_TASK REQUIREMENTS:_ Your task is to gather the lines below that hold the string "Malo".
### STORED DATA ###
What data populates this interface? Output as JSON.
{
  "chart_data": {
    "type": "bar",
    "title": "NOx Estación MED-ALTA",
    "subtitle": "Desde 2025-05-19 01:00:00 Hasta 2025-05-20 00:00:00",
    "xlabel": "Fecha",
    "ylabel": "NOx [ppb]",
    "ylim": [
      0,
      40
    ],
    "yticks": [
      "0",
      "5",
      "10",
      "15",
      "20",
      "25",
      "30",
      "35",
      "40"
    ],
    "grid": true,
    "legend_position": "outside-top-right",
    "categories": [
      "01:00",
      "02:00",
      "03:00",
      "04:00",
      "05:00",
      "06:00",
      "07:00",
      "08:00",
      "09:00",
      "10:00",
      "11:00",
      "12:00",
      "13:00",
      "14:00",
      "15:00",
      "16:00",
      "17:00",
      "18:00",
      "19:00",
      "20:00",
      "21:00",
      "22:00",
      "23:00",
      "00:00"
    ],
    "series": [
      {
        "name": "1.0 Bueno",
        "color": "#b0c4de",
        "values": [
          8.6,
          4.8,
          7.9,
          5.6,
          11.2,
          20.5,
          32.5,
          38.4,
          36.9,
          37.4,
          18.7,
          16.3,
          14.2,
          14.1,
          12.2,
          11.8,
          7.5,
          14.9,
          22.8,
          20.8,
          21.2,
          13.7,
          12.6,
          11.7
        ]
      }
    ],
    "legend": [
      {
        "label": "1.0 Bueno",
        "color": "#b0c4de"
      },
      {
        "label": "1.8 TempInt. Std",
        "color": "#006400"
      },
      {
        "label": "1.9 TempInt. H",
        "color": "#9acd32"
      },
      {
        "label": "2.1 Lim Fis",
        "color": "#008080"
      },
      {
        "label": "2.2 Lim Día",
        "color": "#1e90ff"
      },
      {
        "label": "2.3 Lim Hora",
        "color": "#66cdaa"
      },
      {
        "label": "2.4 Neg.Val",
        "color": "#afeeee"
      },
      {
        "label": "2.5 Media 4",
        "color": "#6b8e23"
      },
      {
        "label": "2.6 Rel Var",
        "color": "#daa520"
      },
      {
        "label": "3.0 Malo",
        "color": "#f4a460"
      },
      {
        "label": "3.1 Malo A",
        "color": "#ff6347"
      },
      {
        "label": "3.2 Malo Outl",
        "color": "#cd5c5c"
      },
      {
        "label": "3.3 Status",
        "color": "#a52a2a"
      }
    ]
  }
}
###
_EXERCISE SOLUTION:_
        "label": "3.0 Malo",
        "label": "3.1 Malo A",
        "label": "3.2 Malo Outl",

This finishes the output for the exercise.